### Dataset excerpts
——————

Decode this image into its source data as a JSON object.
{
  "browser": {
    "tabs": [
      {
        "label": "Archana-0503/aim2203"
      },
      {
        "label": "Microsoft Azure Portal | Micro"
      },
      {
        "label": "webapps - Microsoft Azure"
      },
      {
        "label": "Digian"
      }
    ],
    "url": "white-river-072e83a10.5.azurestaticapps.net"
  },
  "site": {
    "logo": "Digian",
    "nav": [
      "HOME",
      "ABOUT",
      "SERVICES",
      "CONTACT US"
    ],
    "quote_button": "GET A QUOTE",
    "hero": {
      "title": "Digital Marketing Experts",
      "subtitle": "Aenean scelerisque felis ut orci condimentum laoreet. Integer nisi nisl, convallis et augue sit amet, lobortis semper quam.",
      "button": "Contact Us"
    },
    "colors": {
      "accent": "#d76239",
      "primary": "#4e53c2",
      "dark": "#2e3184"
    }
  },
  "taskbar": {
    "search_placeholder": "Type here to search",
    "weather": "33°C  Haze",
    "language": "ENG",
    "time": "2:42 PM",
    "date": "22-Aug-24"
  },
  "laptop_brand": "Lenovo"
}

——————

### TASK OBJECTIVE
Repeat the data above exactly.

### THE COMPLETED TASK
Decode this image into its source data as a JSON object.
{
  "browser": {
    "tabs": [
      {
        "label": "Archana-0503/aim2203"
      },
      {
        "label": "Microsoft Azure Portal | Micro"
      },
      {
        "label": "webapps - Microsoft Azure"
      },
      {
        "label": "Digian"
      }
    ],
    "url": "white-river-072e83a10.5.azurestaticapps.net"
  },
  "site": {
    "logo": "Digian",
    "nav": [
      "HOME",
      "ABOUT",
      "SERVICES",
      "CONTACT US"
    ],
    "quote_button": "GET A QUOTE",
    "hero": {
      "title": "Digital Marketing Experts",
      "subtitle": "Aenean scelerisque felis ut orci condimentum laoreet. Integer nisi nisl, convallis et augue sit amet, lobortis semper quam.",
      "button": "Contact Us"
    },
    "colors": {
      "accent": "#d76239",
      "primary": "#4e53c2",
      "dark": "#2e3184"
    }
  },
  "taskbar": {
    "search_placeholder": "Type here to search",
    "weather": "33°C  Haze",
    "language": "ENG",
    "time": "2:42 PM",
    "date": "22-Aug-24"
  },
  "laptop_brand": "Lenovo"
}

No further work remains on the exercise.